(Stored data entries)

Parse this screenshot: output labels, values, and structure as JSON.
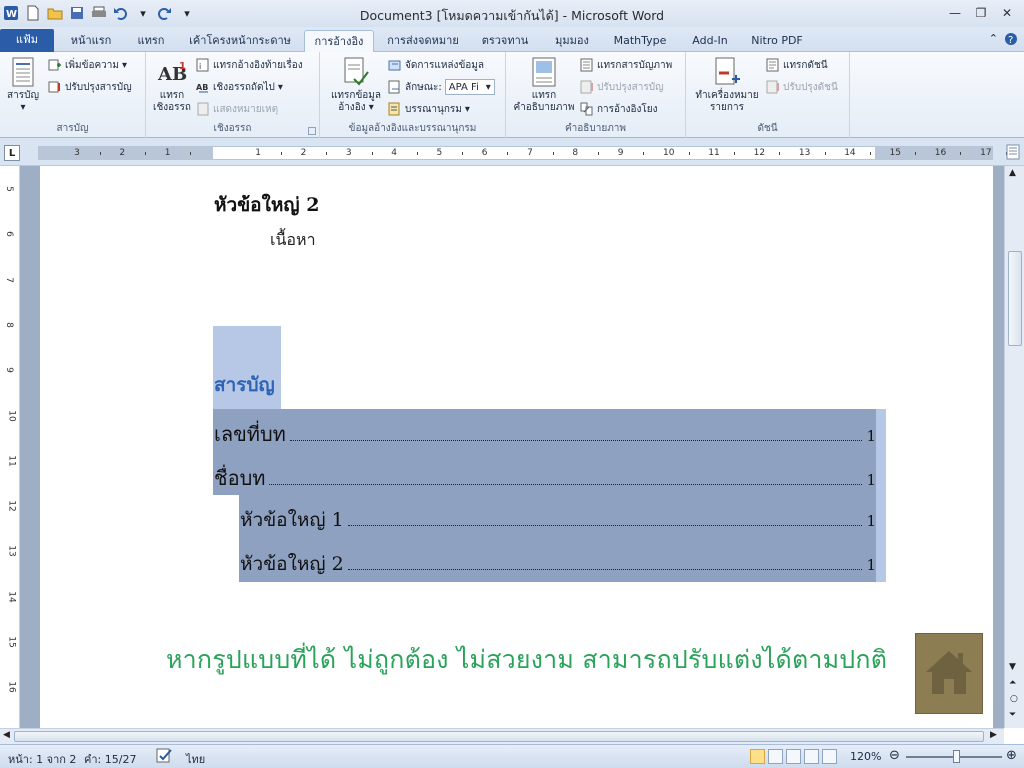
{
  "window": {
    "title": "Document3 [โหมดความเข้ากันได้] - Microsoft Word"
  },
  "tabs": [
    {
      "label": "แฟ้ม"
    },
    {
      "label": "หน้าแรก"
    },
    {
      "label": "แทรก"
    },
    {
      "label": "เค้าโครงหน้ากระดาษ"
    },
    {
      "label": "การอ้างอิง"
    },
    {
      "label": "การส่งจดหมาย"
    },
    {
      "label": "ตรวจทาน"
    },
    {
      "label": "มุมมอง"
    },
    {
      "label": "MathType"
    },
    {
      "label": "Add-In"
    },
    {
      "label": "Nitro PDF"
    }
  ],
  "ribbon": {
    "toc": {
      "group": "สารบัญ",
      "toc_button": "สารบัญ",
      "add_text": "เพิ่มข้อความ",
      "update_table": "ปรับปรุงสารบัญ"
    },
    "footnotes": {
      "group": "เชิงอรรถ",
      "insert_footnote_1": "แทรก",
      "insert_footnote_2": "เชิงอรรถ",
      "insert_endnote": "แทรกอ้างอิงท้ายเรื่อง",
      "next_footnote": "เชิงอรรถถัดไป",
      "show_notes": "แสดงหมายเหตุ"
    },
    "citations": {
      "group": "ข้อมูลอ้างอิงและบรรณานุกรม",
      "insert_citation_1": "แทรกข้อมูล",
      "insert_citation_2": "อ้างอิง",
      "manage_sources": "จัดการแหล่งข้อมูล",
      "style_label": "ลักษณะ:",
      "style_value": "APA Fi",
      "bibliography": "บรรณานุกรม"
    },
    "captions": {
      "group": "คำอธิบายภาพ",
      "insert_caption_1": "แทรก",
      "insert_caption_2": "คำอธิบายภาพ",
      "insert_table_figures": "แทรกสารบัญภาพ",
      "update_table": "ปรับปรุงสารบัญ",
      "cross_reference": "การอ้างอิงโยง"
    },
    "index": {
      "group": "ดัชนี",
      "mark_entry_1": "ทำเครื่องหมาย",
      "mark_entry_2": "รายการ",
      "insert_index": "แทรกดัชนี",
      "update_index": "ปรับปรุงดัชนี"
    }
  },
  "ruler": {
    "h_labels": [
      "3",
      "2",
      "1",
      "1",
      "2",
      "3",
      "4",
      "5",
      "6",
      "7",
      "8",
      "9",
      "10",
      "11",
      "12",
      "13",
      "14",
      "15",
      "16",
      "17"
    ],
    "v_labels": [
      "5",
      "6",
      "7",
      "8",
      "9",
      "10",
      "11",
      "12",
      "13",
      "14",
      "15",
      "16"
    ]
  },
  "document": {
    "heading2": "หัวข้อใหญ่ 2",
    "body_text": "เนื้อหา",
    "toc_heading": "สารบัญ",
    "toc_entries": [
      {
        "text": "เลขที่บท",
        "page": "1"
      },
      {
        "text": "ชื่อบท",
        "page": "1"
      },
      {
        "text": "หัวข้อใหญ่ 1",
        "page": "1"
      },
      {
        "text": "หัวข้อใหญ่ 2",
        "page": "1"
      }
    ],
    "note": "หากรูปแบบที่ได้ ไม่ถูกต้อง ไม่สวยงาม สามารถปรับแต่งได้ตามปกติ"
  },
  "status": {
    "page": "หน้า: 1 จาก 2",
    "words": "คำ: 15/27",
    "language": "ไทย",
    "zoom": "120%"
  },
  "colors": {
    "accent": "#2a5ca8",
    "note": "#2aa35a",
    "selection": "#8ea1c1",
    "toc_heading": "#2e64b5"
  }
}
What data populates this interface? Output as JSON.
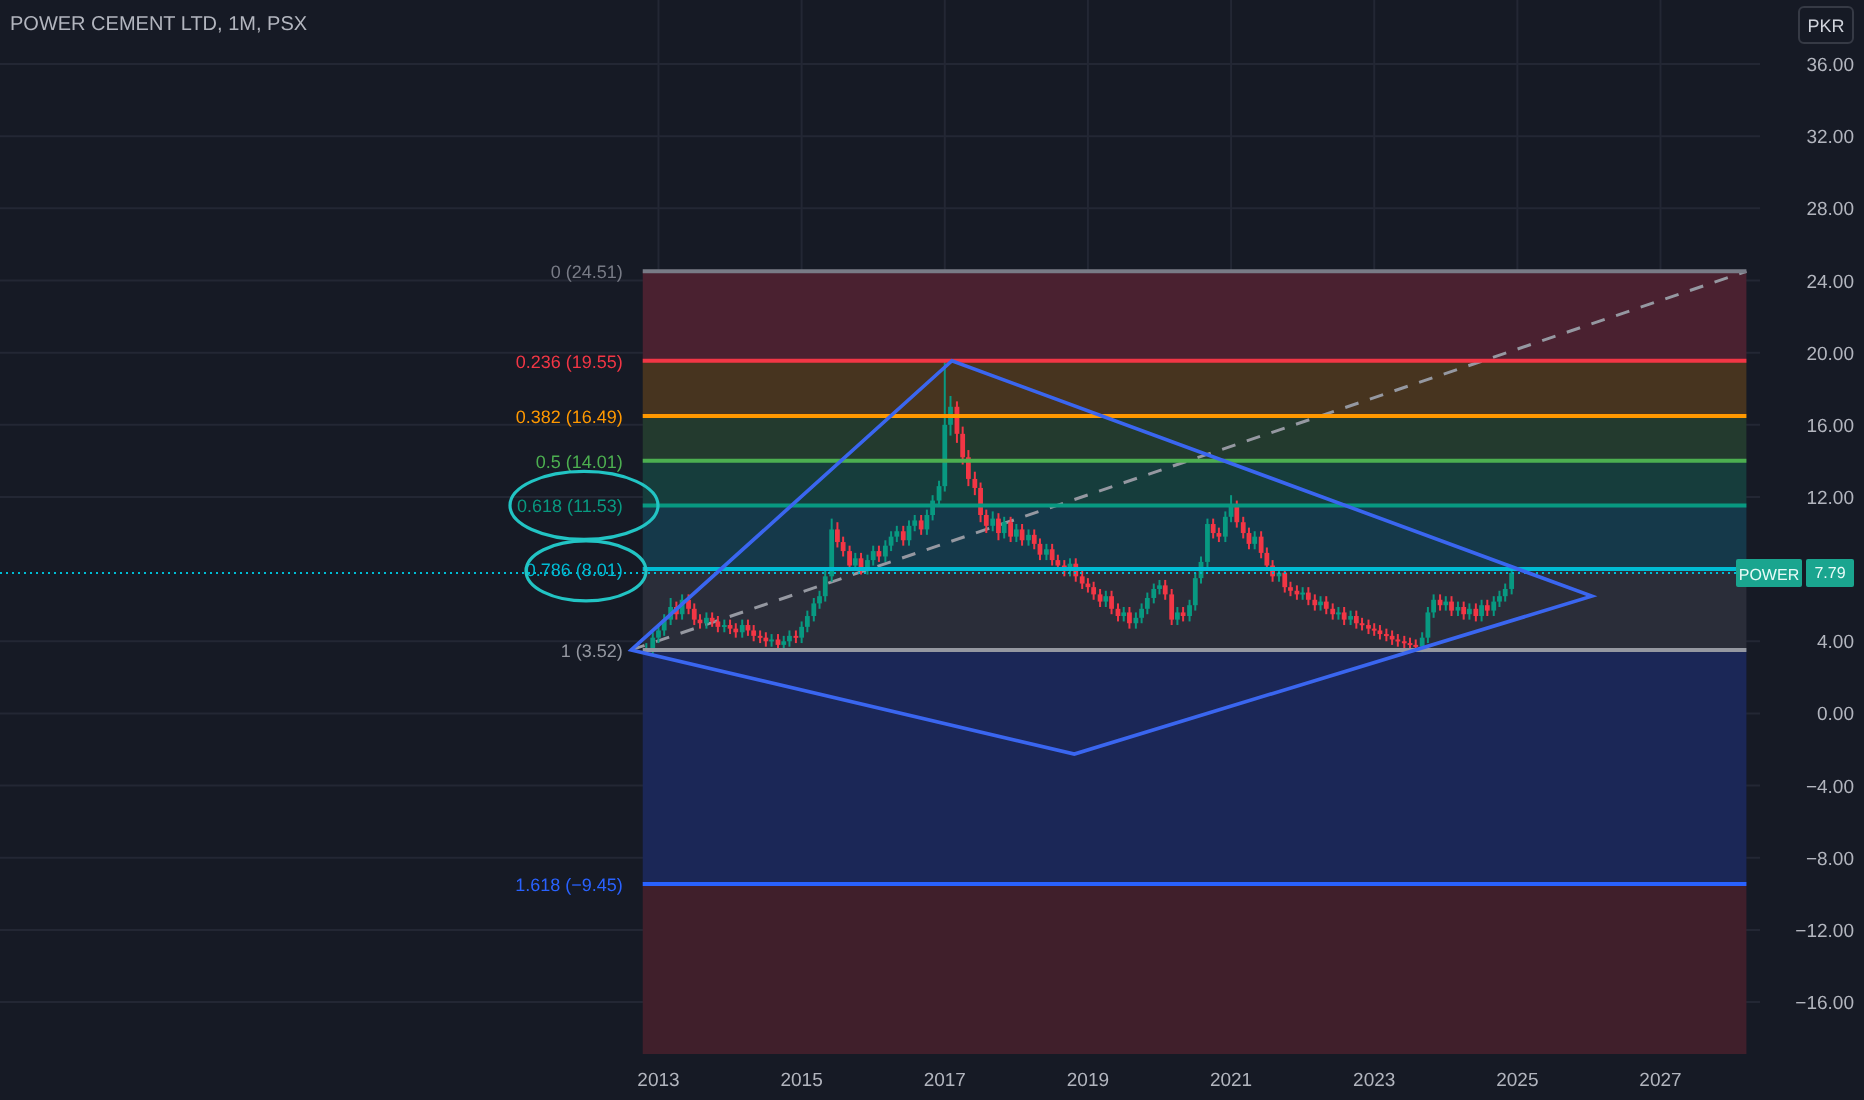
{
  "title": "POWER CEMENT LTD, 1M, PSX",
  "currency_button": "PKR",
  "chart": {
    "chart_data": {
      "type": "candlestick",
      "grid": true,
      "xlim": [
        2003.8,
        2028.39
      ],
      "ylim": [
        -18.88,
        39.55
      ],
      "xticks": [
        2013,
        2015,
        2017,
        2019,
        2021,
        2023,
        2025,
        2027
      ],
      "yticks": [
        {
          "value": 36,
          "label": "36.00"
        },
        {
          "value": 32,
          "label": "32.00"
        },
        {
          "value": 28,
          "label": "28.00"
        },
        {
          "value": 24,
          "label": "24.00"
        },
        {
          "value": 20,
          "label": "20.00"
        },
        {
          "value": 16,
          "label": "16.00"
        },
        {
          "value": 12,
          "label": "12.00"
        },
        {
          "value": 4,
          "label": "4.00"
        },
        {
          "value": 0,
          "label": "0.00"
        },
        {
          "value": -4,
          "label": "−4.00"
        },
        {
          "value": -8,
          "label": "−8.00"
        },
        {
          "value": -12,
          "label": "−12.00"
        },
        {
          "value": -16,
          "label": "−16.00"
        }
      ],
      "x": [
        2012.83,
        2012.92,
        2013.0,
        2013.08,
        2013.17,
        2013.25,
        2013.33,
        2013.42,
        2013.5,
        2013.58,
        2013.67,
        2013.75,
        2013.83,
        2013.92,
        2014.0,
        2014.08,
        2014.17,
        2014.25,
        2014.33,
        2014.42,
        2014.5,
        2014.58,
        2014.67,
        2014.75,
        2014.83,
        2014.92,
        2015.0,
        2015.08,
        2015.17,
        2015.25,
        2015.33,
        2015.42,
        2015.5,
        2015.58,
        2015.67,
        2015.75,
        2015.83,
        2015.92,
        2016.0,
        2016.08,
        2016.17,
        2016.25,
        2016.33,
        2016.42,
        2016.5,
        2016.58,
        2016.67,
        2016.75,
        2016.83,
        2016.92,
        2017.0,
        2017.08,
        2017.17,
        2017.25,
        2017.33,
        2017.42,
        2017.5,
        2017.58,
        2017.67,
        2017.75,
        2017.83,
        2017.92,
        2018.0,
        2018.08,
        2018.17,
        2018.25,
        2018.33,
        2018.42,
        2018.5,
        2018.58,
        2018.67,
        2018.75,
        2018.83,
        2018.92,
        2019.0,
        2019.08,
        2019.17,
        2019.25,
        2019.33,
        2019.42,
        2019.5,
        2019.58,
        2019.67,
        2019.75,
        2019.83,
        2019.92,
        2020.0,
        2020.08,
        2020.17,
        2020.25,
        2020.33,
        2020.42,
        2020.5,
        2020.58,
        2020.67,
        2020.75,
        2020.83,
        2020.92,
        2021.0,
        2021.08,
        2021.17,
        2021.25,
        2021.33,
        2021.42,
        2021.5,
        2021.58,
        2021.67,
        2021.75,
        2021.83,
        2021.92,
        2022.0,
        2022.08,
        2022.17,
        2022.25,
        2022.33,
        2022.42,
        2022.5,
        2022.58,
        2022.67,
        2022.75,
        2022.83,
        2022.92,
        2023.0,
        2023.08,
        2023.17,
        2023.25,
        2023.33,
        2023.42,
        2023.5,
        2023.58,
        2023.67,
        2023.75,
        2023.83,
        2023.92,
        2024.0,
        2024.08,
        2024.17,
        2024.25,
        2024.33,
        2024.42,
        2024.5,
        2024.58,
        2024.67,
        2024.75,
        2024.83,
        2024.92
      ],
      "ohlc": [
        [
          3.5,
          3.9,
          3.3,
          3.6
        ],
        [
          3.6,
          4.5,
          3.3,
          4.2
        ],
        [
          4.2,
          4.9,
          3.9,
          4.6
        ],
        [
          4.6,
          5.5,
          4.3,
          5.2
        ],
        [
          5.2,
          6.4,
          4.9,
          5.9
        ],
        [
          5.9,
          6.2,
          5.2,
          5.5
        ],
        [
          5.5,
          6.6,
          5.2,
          6.3
        ],
        [
          6.3,
          6.6,
          5.5,
          5.8
        ],
        [
          5.8,
          6.1,
          4.9,
          5.2
        ],
        [
          5.2,
          5.5,
          4.7,
          5.0
        ],
        [
          5.0,
          5.6,
          4.7,
          5.3
        ],
        [
          5.3,
          5.6,
          4.8,
          5.1
        ],
        [
          5.1,
          5.4,
          4.5,
          4.8
        ],
        [
          4.8,
          5.2,
          4.5,
          4.9
        ],
        [
          4.9,
          5.2,
          4.4,
          4.7
        ],
        [
          4.7,
          5.0,
          4.2,
          4.5
        ],
        [
          4.5,
          5.2,
          4.2,
          4.9
        ],
        [
          4.9,
          5.2,
          4.3,
          4.6
        ],
        [
          4.6,
          4.9,
          4.0,
          4.3
        ],
        [
          4.3,
          4.6,
          3.9,
          4.2
        ],
        [
          4.2,
          4.5,
          3.7,
          4.0
        ],
        [
          4.0,
          4.4,
          3.7,
          4.1
        ],
        [
          4.1,
          4.4,
          3.5,
          3.8
        ],
        [
          3.8,
          4.3,
          3.5,
          4.0
        ],
        [
          4.0,
          4.6,
          3.7,
          4.3
        ],
        [
          4.3,
          4.6,
          3.9,
          4.2
        ],
        [
          4.2,
          5.1,
          3.9,
          4.8
        ],
        [
          4.8,
          5.7,
          4.5,
          5.4
        ],
        [
          5.4,
          6.4,
          5.1,
          6.1
        ],
        [
          6.1,
          6.8,
          5.8,
          6.5
        ],
        [
          6.5,
          7.9,
          6.2,
          7.6
        ],
        [
          7.6,
          10.8,
          7.3,
          10.2
        ],
        [
          10.2,
          10.6,
          9.2,
          9.5
        ],
        [
          9.5,
          9.8,
          8.7,
          9.0
        ],
        [
          9.0,
          9.3,
          7.9,
          8.2
        ],
        [
          8.2,
          8.9,
          7.9,
          8.6
        ],
        [
          8.6,
          8.9,
          7.7,
          8.0
        ],
        [
          8.0,
          8.8,
          7.7,
          8.5
        ],
        [
          8.5,
          9.3,
          8.2,
          9.0
        ],
        [
          9.0,
          9.3,
          8.4,
          8.7
        ],
        [
          8.7,
          9.6,
          8.4,
          9.3
        ],
        [
          9.3,
          10.1,
          9.0,
          9.8
        ],
        [
          9.8,
          10.4,
          9.5,
          10.1
        ],
        [
          10.1,
          10.4,
          9.3,
          9.6
        ],
        [
          9.6,
          10.7,
          9.3,
          10.4
        ],
        [
          10.4,
          11.0,
          10.1,
          10.7
        ],
        [
          10.7,
          11.0,
          9.9,
          10.2
        ],
        [
          10.2,
          11.3,
          9.9,
          11.0
        ],
        [
          11.0,
          12.1,
          10.7,
          11.8
        ],
        [
          11.8,
          12.9,
          11.5,
          12.6
        ],
        [
          12.6,
          19.55,
          12.3,
          16.0
        ],
        [
          16.0,
          17.6,
          15.4,
          17.0
        ],
        [
          17.0,
          17.3,
          15.0,
          15.5
        ],
        [
          15.5,
          15.9,
          13.8,
          14.2
        ],
        [
          14.2,
          14.6,
          12.6,
          13.0
        ],
        [
          13.0,
          13.4,
          12.1,
          12.5
        ],
        [
          12.5,
          12.8,
          10.6,
          11.0
        ],
        [
          11.0,
          11.3,
          10.0,
          10.4
        ],
        [
          10.4,
          11.2,
          10.1,
          10.8
        ],
        [
          10.8,
          11.1,
          9.6,
          10.0
        ],
        [
          10.0,
          10.9,
          9.7,
          10.6
        ],
        [
          10.6,
          10.9,
          9.5,
          9.8
        ],
        [
          9.8,
          10.5,
          9.5,
          10.2
        ],
        [
          10.2,
          10.5,
          9.3,
          9.6
        ],
        [
          9.6,
          10.2,
          9.3,
          9.9
        ],
        [
          9.9,
          10.2,
          9.1,
          9.4
        ],
        [
          9.4,
          9.7,
          8.5,
          8.8
        ],
        [
          8.8,
          9.4,
          8.5,
          9.1
        ],
        [
          9.1,
          9.4,
          8.2,
          8.5
        ],
        [
          8.5,
          8.8,
          7.9,
          8.2
        ],
        [
          8.2,
          8.5,
          7.6,
          7.9
        ],
        [
          7.9,
          8.6,
          7.6,
          8.3
        ],
        [
          8.3,
          8.6,
          7.3,
          7.6
        ],
        [
          7.6,
          7.9,
          6.9,
          7.2
        ],
        [
          7.2,
          7.5,
          6.7,
          7.0
        ],
        [
          7.0,
          7.3,
          6.3,
          6.6
        ],
        [
          6.6,
          6.9,
          5.9,
          6.2
        ],
        [
          6.2,
          6.8,
          5.9,
          6.5
        ],
        [
          6.5,
          6.8,
          5.5,
          5.8
        ],
        [
          5.8,
          6.1,
          5.1,
          5.4
        ],
        [
          5.4,
          5.9,
          5.1,
          5.6
        ],
        [
          5.6,
          5.9,
          4.7,
          5.0
        ],
        [
          5.0,
          5.6,
          4.7,
          5.3
        ],
        [
          5.3,
          6.1,
          5.0,
          5.8
        ],
        [
          5.8,
          6.7,
          5.5,
          6.4
        ],
        [
          6.4,
          7.2,
          6.1,
          6.9
        ],
        [
          6.9,
          7.4,
          6.6,
          7.1
        ],
        [
          7.1,
          7.4,
          6.3,
          6.6
        ],
        [
          6.6,
          6.9,
          4.9,
          5.2
        ],
        [
          5.2,
          5.9,
          4.9,
          5.6
        ],
        [
          5.6,
          5.9,
          5.1,
          5.4
        ],
        [
          5.4,
          6.3,
          5.1,
          6.0
        ],
        [
          6.0,
          7.8,
          5.7,
          7.5
        ],
        [
          7.5,
          8.7,
          7.2,
          8.4
        ],
        [
          8.4,
          10.8,
          8.1,
          10.5
        ],
        [
          10.5,
          10.8,
          9.7,
          10.0
        ],
        [
          10.0,
          10.3,
          9.5,
          9.8
        ],
        [
          9.8,
          11.2,
          9.5,
          10.9
        ],
        [
          10.9,
          12.1,
          10.6,
          11.5
        ],
        [
          11.5,
          11.8,
          10.3,
          10.6
        ],
        [
          10.6,
          10.9,
          9.7,
          10.0
        ],
        [
          10.0,
          10.3,
          9.1,
          9.4
        ],
        [
          9.4,
          10.1,
          9.1,
          9.8
        ],
        [
          9.8,
          10.1,
          8.6,
          8.9
        ],
        [
          8.9,
          9.2,
          7.9,
          8.2
        ],
        [
          8.2,
          8.5,
          7.3,
          7.6
        ],
        [
          7.6,
          8.1,
          7.3,
          7.8
        ],
        [
          7.8,
          8.1,
          6.7,
          7.0
        ],
        [
          7.0,
          7.3,
          6.5,
          6.8
        ],
        [
          6.8,
          7.1,
          6.3,
          6.6
        ],
        [
          6.6,
          7.0,
          6.3,
          6.7
        ],
        [
          6.7,
          7.0,
          6.0,
          6.3
        ],
        [
          6.3,
          6.6,
          5.7,
          6.0
        ],
        [
          6.0,
          6.5,
          5.7,
          6.2
        ],
        [
          6.2,
          6.5,
          5.5,
          5.8
        ],
        [
          5.8,
          6.1,
          5.2,
          5.5
        ],
        [
          5.5,
          5.9,
          5.2,
          5.6
        ],
        [
          5.6,
          5.9,
          4.9,
          5.2
        ],
        [
          5.2,
          5.7,
          4.9,
          5.4
        ],
        [
          5.4,
          5.7,
          4.7,
          5.0
        ],
        [
          5.0,
          5.3,
          4.6,
          4.9
        ],
        [
          4.9,
          5.2,
          4.4,
          4.7
        ],
        [
          4.7,
          5.0,
          4.3,
          4.6
        ],
        [
          4.6,
          4.9,
          4.1,
          4.4
        ],
        [
          4.4,
          4.7,
          4.0,
          4.3
        ],
        [
          4.3,
          4.6,
          3.8,
          4.1
        ],
        [
          4.1,
          4.4,
          3.7,
          4.0
        ],
        [
          4.0,
          4.3,
          3.6,
          3.9
        ],
        [
          3.9,
          4.2,
          3.5,
          3.8
        ],
        [
          3.8,
          4.1,
          3.5,
          3.7
        ],
        [
          3.7,
          4.5,
          3.4,
          4.2
        ],
        [
          4.2,
          5.9,
          3.9,
          5.6
        ],
        [
          5.6,
          6.6,
          5.3,
          6.3
        ],
        [
          6.3,
          6.6,
          5.7,
          6.0
        ],
        [
          6.0,
          6.5,
          5.7,
          6.2
        ],
        [
          6.2,
          6.5,
          5.4,
          5.7
        ],
        [
          5.7,
          6.2,
          5.4,
          5.9
        ],
        [
          5.9,
          6.2,
          5.2,
          5.5
        ],
        [
          5.5,
          6.1,
          5.2,
          5.8
        ],
        [
          5.8,
          6.1,
          5.1,
          5.4
        ],
        [
          5.4,
          6.3,
          5.1,
          6.0
        ],
        [
          6.0,
          6.3,
          5.4,
          5.7
        ],
        [
          5.7,
          6.5,
          5.4,
          6.2
        ],
        [
          6.2,
          6.8,
          5.9,
          6.5
        ],
        [
          6.5,
          7.2,
          6.2,
          6.9
        ],
        [
          6.9,
          8.1,
          6.6,
          7.79
        ]
      ],
      "bands": [
        {
          "axis": "y",
          "from": 24.51,
          "to": 19.55,
          "color": "#4a2130"
        },
        {
          "axis": "y",
          "from": 19.55,
          "to": 16.49,
          "color": "#47341f"
        },
        {
          "axis": "y",
          "from": 16.49,
          "to": 14.01,
          "color": "#233a2e"
        },
        {
          "axis": "y",
          "from": 14.01,
          "to": 11.53,
          "color": "#163d3c"
        },
        {
          "axis": "y",
          "from": 11.53,
          "to": 8.01,
          "color": "#15394a"
        },
        {
          "axis": "y",
          "from": 8.01,
          "to": 3.52,
          "color": "#2a2d39"
        },
        {
          "axis": "y",
          "from": 3.52,
          "to": -9.45,
          "color": "#1b2757"
        },
        {
          "axis": "y",
          "from": -9.45,
          "to": -18.88,
          "color": "#401f2b"
        }
      ],
      "ref_lines": [
        {
          "axis": "y",
          "value": 24.51,
          "label": "0 (24.51)",
          "color": "#787b86"
        },
        {
          "axis": "y",
          "value": 19.55,
          "label": "0.236 (19.55)",
          "color": "#f23645"
        },
        {
          "axis": "y",
          "value": 16.49,
          "label": "0.382 (16.49)",
          "color": "#ff9800"
        },
        {
          "axis": "y",
          "value": 14.01,
          "label": "0.5 (14.01)",
          "color": "#4caf50"
        },
        {
          "axis": "y",
          "value": 11.53,
          "label": "0.618 (11.53)",
          "color": "#089981"
        },
        {
          "axis": "y",
          "value": 8.01,
          "label": "0.786 (8.01)",
          "color": "#00bcd4"
        },
        {
          "axis": "y",
          "value": 3.52,
          "label": "1 (3.52)",
          "color": "#9598a1"
        },
        {
          "axis": "y",
          "value": -9.45,
          "label": "1.618 (−9.45)",
          "color": "#2962ff"
        },
        {
          "axis": "y",
          "value": 7.79,
          "label": "7.79",
          "color": "#00bcd4"
        }
      ]
    },
    "last_price_tag": {
      "symbol": "POWER"
    }
  }
}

- **TASK PROMPT**
Across the material above, how many lines include the string "from"? Only the number is wanted.

- **FULL ANSWER**
8